**Task directions:**
Copy the lines that follow, keeping every character the same.

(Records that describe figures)
━━━━━━
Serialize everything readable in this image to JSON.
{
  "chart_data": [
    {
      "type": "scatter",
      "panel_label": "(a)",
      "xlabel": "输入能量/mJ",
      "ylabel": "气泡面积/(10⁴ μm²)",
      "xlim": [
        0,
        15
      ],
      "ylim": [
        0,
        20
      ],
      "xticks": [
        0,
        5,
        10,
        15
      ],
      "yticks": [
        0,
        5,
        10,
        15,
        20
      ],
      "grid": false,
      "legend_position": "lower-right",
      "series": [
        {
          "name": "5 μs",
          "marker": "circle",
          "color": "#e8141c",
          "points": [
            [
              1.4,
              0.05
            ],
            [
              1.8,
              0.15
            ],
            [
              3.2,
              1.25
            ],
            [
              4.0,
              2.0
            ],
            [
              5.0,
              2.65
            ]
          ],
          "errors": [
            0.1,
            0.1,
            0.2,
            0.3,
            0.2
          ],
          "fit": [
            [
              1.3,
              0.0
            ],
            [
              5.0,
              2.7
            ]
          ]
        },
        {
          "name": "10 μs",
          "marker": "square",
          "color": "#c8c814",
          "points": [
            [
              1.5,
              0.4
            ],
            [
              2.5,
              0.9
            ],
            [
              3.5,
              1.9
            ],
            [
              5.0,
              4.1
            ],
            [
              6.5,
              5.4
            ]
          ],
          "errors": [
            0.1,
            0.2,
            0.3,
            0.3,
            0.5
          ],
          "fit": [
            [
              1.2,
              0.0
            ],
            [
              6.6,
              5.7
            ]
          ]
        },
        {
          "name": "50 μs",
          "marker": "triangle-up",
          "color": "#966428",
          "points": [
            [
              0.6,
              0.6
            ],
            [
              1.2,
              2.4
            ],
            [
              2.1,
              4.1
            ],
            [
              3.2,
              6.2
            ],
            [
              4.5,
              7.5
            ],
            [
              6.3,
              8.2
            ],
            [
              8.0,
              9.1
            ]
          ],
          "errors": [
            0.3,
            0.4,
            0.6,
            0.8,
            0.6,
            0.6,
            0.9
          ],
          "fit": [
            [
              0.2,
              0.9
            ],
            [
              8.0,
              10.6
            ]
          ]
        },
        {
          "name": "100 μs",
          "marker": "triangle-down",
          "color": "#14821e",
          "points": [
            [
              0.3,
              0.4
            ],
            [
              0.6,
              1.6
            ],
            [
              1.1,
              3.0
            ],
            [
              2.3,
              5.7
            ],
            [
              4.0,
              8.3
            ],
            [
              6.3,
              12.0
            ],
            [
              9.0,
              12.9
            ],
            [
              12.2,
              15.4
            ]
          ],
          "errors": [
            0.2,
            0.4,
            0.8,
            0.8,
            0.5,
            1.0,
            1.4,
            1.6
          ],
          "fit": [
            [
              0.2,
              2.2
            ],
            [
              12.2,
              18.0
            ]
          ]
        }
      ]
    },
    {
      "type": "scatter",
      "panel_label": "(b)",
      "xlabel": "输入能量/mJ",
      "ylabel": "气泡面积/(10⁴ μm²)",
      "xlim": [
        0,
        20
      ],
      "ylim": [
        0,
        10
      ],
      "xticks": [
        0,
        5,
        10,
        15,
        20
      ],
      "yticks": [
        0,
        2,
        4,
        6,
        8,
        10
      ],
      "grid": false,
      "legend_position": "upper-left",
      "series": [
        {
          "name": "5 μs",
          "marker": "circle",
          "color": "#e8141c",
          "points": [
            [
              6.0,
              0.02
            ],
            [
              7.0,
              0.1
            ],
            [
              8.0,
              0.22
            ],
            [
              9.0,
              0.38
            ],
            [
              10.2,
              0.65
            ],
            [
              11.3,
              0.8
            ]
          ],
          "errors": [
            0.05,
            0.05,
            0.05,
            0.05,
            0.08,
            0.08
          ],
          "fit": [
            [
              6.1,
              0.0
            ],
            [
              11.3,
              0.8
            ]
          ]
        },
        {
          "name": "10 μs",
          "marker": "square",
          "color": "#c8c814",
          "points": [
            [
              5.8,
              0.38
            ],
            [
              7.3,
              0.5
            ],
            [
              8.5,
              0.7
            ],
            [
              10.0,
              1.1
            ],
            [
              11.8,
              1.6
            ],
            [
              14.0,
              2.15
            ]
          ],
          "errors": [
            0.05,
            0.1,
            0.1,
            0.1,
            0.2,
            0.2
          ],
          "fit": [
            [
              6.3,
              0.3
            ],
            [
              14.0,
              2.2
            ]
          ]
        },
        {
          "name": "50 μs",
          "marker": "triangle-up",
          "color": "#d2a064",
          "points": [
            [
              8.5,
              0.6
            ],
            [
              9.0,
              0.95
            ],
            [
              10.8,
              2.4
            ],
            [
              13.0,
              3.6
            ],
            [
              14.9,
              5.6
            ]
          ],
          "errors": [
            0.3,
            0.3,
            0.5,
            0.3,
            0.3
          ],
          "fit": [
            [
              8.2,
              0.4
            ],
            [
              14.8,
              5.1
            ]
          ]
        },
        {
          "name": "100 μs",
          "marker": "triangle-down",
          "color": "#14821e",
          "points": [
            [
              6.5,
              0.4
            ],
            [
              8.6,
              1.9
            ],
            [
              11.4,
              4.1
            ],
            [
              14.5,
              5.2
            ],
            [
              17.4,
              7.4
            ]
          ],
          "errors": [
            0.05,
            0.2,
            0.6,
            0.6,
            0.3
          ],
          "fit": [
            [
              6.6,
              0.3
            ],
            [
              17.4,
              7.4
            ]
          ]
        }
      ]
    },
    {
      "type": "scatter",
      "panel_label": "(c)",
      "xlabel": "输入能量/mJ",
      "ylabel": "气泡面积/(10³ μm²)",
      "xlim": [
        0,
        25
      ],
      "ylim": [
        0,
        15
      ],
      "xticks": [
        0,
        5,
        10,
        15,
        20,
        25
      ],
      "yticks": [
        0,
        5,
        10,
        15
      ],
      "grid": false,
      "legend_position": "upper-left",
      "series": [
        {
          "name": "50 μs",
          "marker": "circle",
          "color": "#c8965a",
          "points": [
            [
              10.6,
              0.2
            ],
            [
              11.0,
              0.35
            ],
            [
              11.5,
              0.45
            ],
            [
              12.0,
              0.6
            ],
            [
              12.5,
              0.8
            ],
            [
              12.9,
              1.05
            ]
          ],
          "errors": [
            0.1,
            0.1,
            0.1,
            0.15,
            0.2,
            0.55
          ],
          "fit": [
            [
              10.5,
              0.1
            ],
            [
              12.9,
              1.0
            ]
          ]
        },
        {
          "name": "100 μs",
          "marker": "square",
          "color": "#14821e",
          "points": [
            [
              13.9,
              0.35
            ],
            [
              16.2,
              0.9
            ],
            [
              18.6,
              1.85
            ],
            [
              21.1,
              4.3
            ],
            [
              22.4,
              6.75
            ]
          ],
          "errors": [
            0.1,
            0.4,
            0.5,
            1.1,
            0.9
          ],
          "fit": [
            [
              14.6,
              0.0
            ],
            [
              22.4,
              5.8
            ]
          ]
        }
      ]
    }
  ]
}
━━━━━━
**Response to this exercise:**
Serialize everything readable in this image to JSON.
{
  "chart_data": [
    {
      "type": "scatter",
      "panel_label": "(a)",
      "xlabel": "输入能量/mJ",
      "ylabel": "气泡面积/(10⁴ μm²)",
      "xlim": [
        0,
        15
      ],
      "ylim": [
        0,
        20
      ],
      "xticks": [
        0,
        5,
        10,
        15
      ],
      "yticks": [
        0,
        5,
        10,
        15,
        20
      ],
      "grid": false,
      "legend_position": "lower-right",
      "series": [
        {
          "name": "5 μs",
          "marker": "circle",
          "color": "#e8141c",
          "points": [
            [
              1.4,
              0.05
            ],
            [
              1.8,
              0.15
            ],
            [
              3.2,
              1.25
            ],
            [
              4.0,
              2.0
            ],
            [
              5.0,
              2.65
            ]
          ],
          "errors": [
            0.1,
            0.1,
            0.2,
            0.3,
            0.2
          ],
          "fit": [
            [
              1.3,
              0.0
            ],
            [
              5.0,
              2.7
            ]
          ]
        },
        {
          "name": "10 μs",
          "marker": "square",
          "color": "#c8c814",
          "points": [
            [
              1.5,
              0.4
            ],
            [
              2.5,
              0.9
            ],
            [
              3.5,
              1.9
            ],
            [
              5.0,
              4.1
            ],
            [
              6.5,
              5.4
            ]
          ],
          "errors": [
            0.1,
            0.2,
            0.3,
            0.3,
            0.5
          ],
          "fit": [
            [
              1.2,
              0.0
            ],
            [
              6.6,
              5.7
            ]
          ]
        },
        {
          "name": "50 μs",
          "marker": "triangle-up",
          "color": "#966428",
          "points": [
            [
              0.6,
              0.6
            ],
            [
              1.2,
              2.4
            ],
            [
              2.1,
              4.1
            ],
            [
              3.2,
              6.2
            ],
            [
              4.5,
              7.5
            ],
            [
              6.3,
              8.2
            ],
            [
              8.0,
              9.1
            ]
          ],
          "errors": [
            0.3,
            0.4,
            0.6,
            0.8,
            0.6,
            0.6,
            0.9
          ],
          "fit": [
            [
              0.2,
              0.9
            ],
            [
              8.0,
              10.6
            ]
          ]
        },
        {
          "name": "100 μs",
          "marker": "triangle-down",
          "color": "#14821e",
          "points": [
            [
              0.3,
              0.4
            ],
            [
              0.6,
              1.6
            ],
            [
              1.1,
              3.0
            ],
            [
              2.3,
              5.7
            ],
            [
              4.0,
              8.3
            ],
            [
              6.3,
              12.0
            ],
            [
              9.0,
              12.9
            ],
            [
              12.2,
              15.4
            ]
          ],
          "errors": [
            0.2,
            0.4,
            0.8,
            0.8,
            0.5,
            1.0,
            1.4,
            1.6
          ],
          "fit": [
            [
              0.2,
              2.2
            ],
            [
              12.2,
              18.0
            ]
          ]
        }
      ]
    },
    {
      "type": "scatter",
      "panel_label": "(b)",
      "xlabel": "输入能量/mJ",
      "ylabel": "气泡面积/(10⁴ μm²)",
      "xlim": [
        0,
        20
      ],
      "ylim": [
        0,
        10
      ],
      "xticks": [
        0,
        5,
        10,
        15,
        20
      ],
      "yticks": [
        0,
        2,
        4,
        6,
        8,
        10
      ],
      "grid": false,
      "legend_position": "upper-left",
      "series": [
        {
          "name": "5 μs",
          "marker": "circle",
          "color": "#e8141c",
          "points": [
            [
              6.0,
              0.02
            ],
            [
              7.0,
              0.1
            ],
            [
              8.0,
              0.22
            ],
            [
              9.0,
              0.38
            ],
            [
              10.2,
              0.65
            ],
            [
              11.3,
              0.8
            ]
          ],
          "errors": [
            0.05,
            0.05,
            0.05,
            0.05,
            0.08,
            0.08
          ],
          "fit": [
            [
              6.1,
              0.0
            ],
            [
              11.3,
              0.8
            ]
          ]
        },
        {
          "name": "10 μs",
          "marker": "square",
          "color": "#c8c814",
          "points": [
            [
              5.8,
              0.38
            ],
            [
              7.3,
              0.5
            ],
            [
              8.5,
              0.7
            ],
            [
              10.0,
              1.1
            ],
            [
              11.8,
              1.6
            ],
            [
              14.0,
              2.15
            ]
          ],
          "errors": [
            0.05,
            0.1,
            0.1,
            0.1,
            0.2,
            0.2
          ],
          "fit": [
            [
              6.3,
              0.3
            ],
            [
              14.0,
              2.2
            ]
          ]
        },
        {
          "name": "50 μs",
          "marker": "triangle-up",
          "color": "#d2a064",
          "points": [
            [
              8.5,
              0.6
            ],
            [
              9.0,
              0.95
            ],
            [
              10.8,
              2.4
            ],
            [
              13.0,
              3.6
            ],
            [
              14.9,
              5.6
            ]
          ],
          "errors": [
            0.3,
            0.3,
            0.5,
            0.3,
            0.3
          ],
          "fit": [
            [
              8.2,
              0.4
            ],
            [
              14.8,
              5.1
            ]
          ]
        },
        {
          "name": "100 μs",
          "marker": "triangle-down",
          "color": "#14821e",
          "points": [
            [
              6.5,
              0.4
            ],
            [
              8.6,
              1.9
            ],
            [
              11.4,
              4.1
            ],
            [
              14.5,
              5.2
            ],
            [
              17.4,
              7.4
            ]
          ],
          "errors": [
            0.05,
            0.2,
            0.6,
            0.6,
            0.3
          ],
          "fit": [
            [
              6.6,
              0.3
            ],
            [
              17.4,
              7.4
            ]
          ]
        }
      ]
    },
    {
      "type": "scatter",
      "panel_label": "(c)",
      "xlabel": "输入能量/mJ",
      "ylabel": "气泡面积/(10³ μm²)",
      "xlim": [
        0,
        25
      ],
      "ylim": [
        0,
        15
      ],
      "xticks": [
        0,
        5,
        10,
        15,
        20,
        25
      ],
      "yticks": [
        0,
        5,
        10,
        15
      ],
      "grid": false,
      "legend_position": "upper-left",
      "series": [
        {
          "name": "50 μs",
          "marker": "circle",
          "color": "#c8965a",
          "points": [
            [
              10.6,
              0.2
            ],
            [
              11.0,
              0.35
            ],
            [
              11.5,
              0.45
            ],
            [
              12.0,
              0.6
            ],
            [
              12.5,
              0.8
            ],
            [
              12.9,
              1.05
            ]
          ],
          "errors": [
            0.1,
            0.1,
            0.1,
            0.15,
            0.2,
            0.55
          ],
          "fit": [
            [
              10.5,
              0.1
            ],
            [
              12.9,
              1.0
            ]
          ]
        },
        {
          "name": "100 μs",
          "marker": "square",
          "color": "#14821e",
          "points": [
            [
              13.9,
              0.35
            ],
            [
              16.2,
              0.9
            ],
            [
              18.6,
              1.85
            ],
            [
              21.1,
              4.3
            ],
            [
              22.4,
              6.75
            ]
          ],
          "errors": [
            0.1,
            0.4,
            0.5,
            1.1,
            0.9
          ],
          "fit": [
            [
              14.6,
              0.0
            ],
            [
              22.4,
              5.8
            ]
          ]
        }
      ]
    }
  ]
}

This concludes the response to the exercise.